---------- Information given ----------

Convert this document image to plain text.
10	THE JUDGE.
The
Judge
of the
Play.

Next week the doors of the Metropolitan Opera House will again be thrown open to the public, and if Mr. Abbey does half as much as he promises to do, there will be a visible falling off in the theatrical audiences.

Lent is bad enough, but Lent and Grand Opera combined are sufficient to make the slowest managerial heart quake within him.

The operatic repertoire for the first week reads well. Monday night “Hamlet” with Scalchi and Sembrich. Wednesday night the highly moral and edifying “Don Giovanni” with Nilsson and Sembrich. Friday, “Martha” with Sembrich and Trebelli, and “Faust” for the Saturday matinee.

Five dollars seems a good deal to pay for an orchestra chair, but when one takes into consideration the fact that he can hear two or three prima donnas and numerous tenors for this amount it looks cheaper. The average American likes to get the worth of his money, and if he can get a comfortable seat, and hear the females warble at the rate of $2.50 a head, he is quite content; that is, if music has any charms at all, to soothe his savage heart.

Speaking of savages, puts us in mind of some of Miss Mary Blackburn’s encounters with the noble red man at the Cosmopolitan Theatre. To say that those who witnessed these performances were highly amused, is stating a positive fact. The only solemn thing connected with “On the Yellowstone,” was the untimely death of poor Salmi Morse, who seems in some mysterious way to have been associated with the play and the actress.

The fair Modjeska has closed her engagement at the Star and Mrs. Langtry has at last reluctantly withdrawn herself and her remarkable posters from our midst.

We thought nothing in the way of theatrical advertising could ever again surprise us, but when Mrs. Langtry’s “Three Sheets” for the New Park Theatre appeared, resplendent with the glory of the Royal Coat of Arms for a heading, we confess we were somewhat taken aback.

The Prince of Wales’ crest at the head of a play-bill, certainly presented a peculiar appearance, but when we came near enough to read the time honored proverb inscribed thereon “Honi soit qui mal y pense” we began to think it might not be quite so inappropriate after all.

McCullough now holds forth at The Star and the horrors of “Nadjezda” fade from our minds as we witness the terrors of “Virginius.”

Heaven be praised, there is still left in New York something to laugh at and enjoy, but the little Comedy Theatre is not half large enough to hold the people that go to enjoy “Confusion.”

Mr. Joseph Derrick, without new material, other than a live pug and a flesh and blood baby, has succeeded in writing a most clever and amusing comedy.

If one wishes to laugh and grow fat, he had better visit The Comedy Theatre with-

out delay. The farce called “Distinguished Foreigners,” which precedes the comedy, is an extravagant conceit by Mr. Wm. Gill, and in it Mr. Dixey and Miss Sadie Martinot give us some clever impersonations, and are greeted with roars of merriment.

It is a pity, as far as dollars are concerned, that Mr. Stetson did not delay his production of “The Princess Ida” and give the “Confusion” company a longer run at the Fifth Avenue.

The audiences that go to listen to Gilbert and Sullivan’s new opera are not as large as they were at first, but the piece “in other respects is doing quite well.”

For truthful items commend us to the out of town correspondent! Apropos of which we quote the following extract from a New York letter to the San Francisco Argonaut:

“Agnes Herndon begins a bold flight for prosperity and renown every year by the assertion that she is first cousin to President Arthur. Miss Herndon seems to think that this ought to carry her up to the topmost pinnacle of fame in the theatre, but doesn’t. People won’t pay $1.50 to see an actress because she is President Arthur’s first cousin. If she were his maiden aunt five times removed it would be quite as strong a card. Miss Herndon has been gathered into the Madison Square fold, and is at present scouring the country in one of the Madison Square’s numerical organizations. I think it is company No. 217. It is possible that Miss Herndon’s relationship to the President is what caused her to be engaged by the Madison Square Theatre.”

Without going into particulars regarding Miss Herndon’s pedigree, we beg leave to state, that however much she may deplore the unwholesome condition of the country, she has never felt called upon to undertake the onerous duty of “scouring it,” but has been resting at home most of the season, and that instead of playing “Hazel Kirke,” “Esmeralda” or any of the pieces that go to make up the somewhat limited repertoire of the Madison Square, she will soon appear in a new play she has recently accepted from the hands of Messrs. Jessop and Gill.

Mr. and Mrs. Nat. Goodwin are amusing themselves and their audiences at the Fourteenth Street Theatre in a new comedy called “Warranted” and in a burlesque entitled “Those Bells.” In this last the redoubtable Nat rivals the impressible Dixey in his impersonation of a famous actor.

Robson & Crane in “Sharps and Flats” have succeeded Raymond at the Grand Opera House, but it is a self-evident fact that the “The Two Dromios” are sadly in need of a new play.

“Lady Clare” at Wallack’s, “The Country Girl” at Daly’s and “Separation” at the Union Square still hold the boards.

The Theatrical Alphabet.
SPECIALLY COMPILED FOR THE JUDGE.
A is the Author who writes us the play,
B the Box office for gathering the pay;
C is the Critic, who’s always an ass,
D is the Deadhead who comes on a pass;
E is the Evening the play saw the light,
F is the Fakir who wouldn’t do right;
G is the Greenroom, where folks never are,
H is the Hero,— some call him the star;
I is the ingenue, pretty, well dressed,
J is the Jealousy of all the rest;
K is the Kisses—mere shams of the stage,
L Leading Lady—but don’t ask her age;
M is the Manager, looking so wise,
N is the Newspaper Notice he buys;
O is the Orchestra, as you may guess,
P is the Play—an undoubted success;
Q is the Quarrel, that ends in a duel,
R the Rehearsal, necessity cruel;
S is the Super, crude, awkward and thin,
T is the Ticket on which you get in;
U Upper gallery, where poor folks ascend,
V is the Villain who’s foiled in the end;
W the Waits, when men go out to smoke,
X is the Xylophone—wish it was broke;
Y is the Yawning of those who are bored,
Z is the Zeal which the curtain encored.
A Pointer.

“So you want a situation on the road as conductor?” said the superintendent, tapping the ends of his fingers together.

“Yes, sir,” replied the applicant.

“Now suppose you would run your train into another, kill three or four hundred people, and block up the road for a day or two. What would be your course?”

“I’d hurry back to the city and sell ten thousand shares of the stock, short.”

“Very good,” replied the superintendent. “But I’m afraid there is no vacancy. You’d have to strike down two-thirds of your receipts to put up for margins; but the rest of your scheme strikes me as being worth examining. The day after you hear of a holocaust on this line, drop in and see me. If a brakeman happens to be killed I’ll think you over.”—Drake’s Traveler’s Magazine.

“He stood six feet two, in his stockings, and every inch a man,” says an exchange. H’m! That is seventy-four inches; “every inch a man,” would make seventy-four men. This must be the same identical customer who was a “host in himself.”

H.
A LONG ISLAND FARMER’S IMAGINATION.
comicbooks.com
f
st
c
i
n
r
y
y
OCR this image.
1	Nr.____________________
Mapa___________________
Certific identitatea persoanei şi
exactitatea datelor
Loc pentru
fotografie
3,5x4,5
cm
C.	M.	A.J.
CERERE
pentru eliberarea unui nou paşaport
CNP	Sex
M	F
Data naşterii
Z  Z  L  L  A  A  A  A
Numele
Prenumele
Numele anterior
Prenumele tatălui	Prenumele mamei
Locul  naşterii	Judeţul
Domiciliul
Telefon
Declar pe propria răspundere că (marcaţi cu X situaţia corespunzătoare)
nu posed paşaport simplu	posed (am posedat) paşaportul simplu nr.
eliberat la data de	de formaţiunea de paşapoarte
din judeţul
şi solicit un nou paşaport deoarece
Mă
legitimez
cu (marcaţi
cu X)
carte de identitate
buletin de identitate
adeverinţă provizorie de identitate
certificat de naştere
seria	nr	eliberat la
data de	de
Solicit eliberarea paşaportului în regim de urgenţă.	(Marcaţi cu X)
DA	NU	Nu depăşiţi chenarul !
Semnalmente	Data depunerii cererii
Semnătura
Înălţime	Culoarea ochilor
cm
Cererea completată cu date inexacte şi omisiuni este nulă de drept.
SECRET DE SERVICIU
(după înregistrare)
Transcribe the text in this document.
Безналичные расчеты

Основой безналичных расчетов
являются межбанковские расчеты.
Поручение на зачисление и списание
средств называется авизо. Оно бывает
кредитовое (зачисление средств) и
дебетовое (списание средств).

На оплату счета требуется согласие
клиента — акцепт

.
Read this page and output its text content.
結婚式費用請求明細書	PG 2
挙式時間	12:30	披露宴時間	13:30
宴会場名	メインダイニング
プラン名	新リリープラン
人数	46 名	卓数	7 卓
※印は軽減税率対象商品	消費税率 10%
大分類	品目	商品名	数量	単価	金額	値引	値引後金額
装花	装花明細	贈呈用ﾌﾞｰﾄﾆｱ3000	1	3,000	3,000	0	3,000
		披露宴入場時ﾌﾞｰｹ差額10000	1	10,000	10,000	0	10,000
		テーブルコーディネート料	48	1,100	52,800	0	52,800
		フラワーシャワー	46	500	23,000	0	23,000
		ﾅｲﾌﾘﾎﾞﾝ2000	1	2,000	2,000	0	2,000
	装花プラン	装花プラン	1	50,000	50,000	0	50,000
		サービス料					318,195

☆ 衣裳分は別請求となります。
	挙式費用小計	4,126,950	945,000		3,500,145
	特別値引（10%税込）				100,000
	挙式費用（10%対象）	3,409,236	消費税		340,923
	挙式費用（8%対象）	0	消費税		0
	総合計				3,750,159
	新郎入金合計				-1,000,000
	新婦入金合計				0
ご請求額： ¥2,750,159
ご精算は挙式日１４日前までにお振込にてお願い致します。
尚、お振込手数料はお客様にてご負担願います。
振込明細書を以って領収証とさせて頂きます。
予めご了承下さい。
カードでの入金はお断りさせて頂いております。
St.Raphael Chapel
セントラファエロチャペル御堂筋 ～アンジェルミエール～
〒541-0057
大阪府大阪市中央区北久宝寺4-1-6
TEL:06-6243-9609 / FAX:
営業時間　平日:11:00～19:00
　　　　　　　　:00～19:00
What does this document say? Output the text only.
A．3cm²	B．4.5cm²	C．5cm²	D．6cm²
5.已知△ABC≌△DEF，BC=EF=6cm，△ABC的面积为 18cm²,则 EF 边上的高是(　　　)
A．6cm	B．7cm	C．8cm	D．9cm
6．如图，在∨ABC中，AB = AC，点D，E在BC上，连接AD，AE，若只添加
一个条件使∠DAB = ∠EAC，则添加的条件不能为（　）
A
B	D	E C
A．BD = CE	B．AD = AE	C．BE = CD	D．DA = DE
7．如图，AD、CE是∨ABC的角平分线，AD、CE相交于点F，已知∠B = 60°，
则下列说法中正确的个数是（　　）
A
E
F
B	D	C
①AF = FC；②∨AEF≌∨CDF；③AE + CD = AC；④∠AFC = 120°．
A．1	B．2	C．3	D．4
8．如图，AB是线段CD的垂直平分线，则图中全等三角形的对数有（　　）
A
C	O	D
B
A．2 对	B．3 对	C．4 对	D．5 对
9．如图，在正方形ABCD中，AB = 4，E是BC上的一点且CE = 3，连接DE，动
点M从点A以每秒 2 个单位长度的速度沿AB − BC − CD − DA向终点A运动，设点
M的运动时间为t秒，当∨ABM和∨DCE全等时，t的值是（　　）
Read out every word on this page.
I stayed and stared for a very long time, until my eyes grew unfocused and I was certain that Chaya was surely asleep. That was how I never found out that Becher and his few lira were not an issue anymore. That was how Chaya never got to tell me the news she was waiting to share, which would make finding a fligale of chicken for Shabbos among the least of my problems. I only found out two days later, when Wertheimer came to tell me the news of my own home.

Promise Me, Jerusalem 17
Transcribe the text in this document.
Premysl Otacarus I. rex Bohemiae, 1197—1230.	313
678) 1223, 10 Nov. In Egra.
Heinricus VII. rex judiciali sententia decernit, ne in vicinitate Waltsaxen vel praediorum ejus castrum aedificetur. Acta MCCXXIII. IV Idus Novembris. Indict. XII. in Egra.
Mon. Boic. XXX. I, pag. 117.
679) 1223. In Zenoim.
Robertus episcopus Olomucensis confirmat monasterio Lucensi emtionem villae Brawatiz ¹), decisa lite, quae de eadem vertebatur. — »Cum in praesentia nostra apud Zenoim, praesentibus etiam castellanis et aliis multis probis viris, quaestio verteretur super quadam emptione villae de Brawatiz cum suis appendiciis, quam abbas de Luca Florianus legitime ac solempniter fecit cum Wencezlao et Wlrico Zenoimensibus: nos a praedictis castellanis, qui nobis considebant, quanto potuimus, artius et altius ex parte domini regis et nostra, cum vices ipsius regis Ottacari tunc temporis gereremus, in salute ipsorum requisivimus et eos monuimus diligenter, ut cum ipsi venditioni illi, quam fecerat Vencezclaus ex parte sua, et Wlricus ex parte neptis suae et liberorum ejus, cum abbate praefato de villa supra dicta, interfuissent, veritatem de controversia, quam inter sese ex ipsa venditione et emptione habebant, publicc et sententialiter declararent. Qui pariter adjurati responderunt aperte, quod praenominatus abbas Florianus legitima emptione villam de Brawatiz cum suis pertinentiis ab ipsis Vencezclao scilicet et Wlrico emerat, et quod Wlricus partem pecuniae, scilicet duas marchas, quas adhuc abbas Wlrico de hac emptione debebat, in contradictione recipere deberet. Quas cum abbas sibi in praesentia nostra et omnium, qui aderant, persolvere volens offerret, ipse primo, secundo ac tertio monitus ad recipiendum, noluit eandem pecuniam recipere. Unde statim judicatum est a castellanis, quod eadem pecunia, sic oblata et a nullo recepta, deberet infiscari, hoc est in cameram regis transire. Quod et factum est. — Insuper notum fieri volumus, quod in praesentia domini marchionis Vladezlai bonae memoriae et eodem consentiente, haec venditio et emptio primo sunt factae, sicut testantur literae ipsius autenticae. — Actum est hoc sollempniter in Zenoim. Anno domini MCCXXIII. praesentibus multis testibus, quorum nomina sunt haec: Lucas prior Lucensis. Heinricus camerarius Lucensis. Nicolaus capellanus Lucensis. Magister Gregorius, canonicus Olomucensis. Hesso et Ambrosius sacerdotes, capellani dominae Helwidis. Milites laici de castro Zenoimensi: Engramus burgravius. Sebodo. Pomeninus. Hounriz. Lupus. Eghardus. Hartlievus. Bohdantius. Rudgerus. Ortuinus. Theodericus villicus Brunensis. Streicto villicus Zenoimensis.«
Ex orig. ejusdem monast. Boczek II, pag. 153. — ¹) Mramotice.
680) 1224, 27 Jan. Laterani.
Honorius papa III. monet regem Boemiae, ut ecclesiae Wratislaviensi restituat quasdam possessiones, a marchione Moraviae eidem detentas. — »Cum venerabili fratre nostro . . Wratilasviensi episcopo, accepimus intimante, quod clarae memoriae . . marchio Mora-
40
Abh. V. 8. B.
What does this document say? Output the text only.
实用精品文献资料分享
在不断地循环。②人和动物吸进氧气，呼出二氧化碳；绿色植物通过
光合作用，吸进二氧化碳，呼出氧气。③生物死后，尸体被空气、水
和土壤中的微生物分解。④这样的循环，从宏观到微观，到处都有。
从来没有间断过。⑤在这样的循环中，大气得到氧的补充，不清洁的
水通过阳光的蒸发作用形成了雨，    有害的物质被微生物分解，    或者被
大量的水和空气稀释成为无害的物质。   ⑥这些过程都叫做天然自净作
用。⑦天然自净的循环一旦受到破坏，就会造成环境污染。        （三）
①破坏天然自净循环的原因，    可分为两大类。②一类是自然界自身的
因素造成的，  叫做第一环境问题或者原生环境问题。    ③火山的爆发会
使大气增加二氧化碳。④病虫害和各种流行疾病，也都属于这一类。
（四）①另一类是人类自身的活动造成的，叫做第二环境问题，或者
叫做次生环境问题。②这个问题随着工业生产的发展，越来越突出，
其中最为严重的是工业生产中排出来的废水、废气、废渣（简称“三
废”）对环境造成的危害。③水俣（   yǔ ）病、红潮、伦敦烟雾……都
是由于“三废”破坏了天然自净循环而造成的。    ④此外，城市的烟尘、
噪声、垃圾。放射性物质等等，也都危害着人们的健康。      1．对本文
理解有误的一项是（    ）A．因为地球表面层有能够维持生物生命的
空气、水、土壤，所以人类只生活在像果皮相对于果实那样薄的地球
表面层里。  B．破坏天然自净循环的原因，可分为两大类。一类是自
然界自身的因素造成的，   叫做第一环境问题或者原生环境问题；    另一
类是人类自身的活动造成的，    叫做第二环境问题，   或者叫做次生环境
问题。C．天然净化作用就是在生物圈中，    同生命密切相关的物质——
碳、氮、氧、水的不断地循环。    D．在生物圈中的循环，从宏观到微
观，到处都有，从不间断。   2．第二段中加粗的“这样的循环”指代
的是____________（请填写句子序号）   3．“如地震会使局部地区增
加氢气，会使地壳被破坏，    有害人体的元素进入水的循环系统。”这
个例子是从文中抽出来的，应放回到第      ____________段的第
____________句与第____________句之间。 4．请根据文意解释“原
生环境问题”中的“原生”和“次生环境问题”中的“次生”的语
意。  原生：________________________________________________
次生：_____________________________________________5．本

----------

### Written request:
Each line above that includes "到处都有" counts once; state the total and nothing more.

### Output of the exercise:
2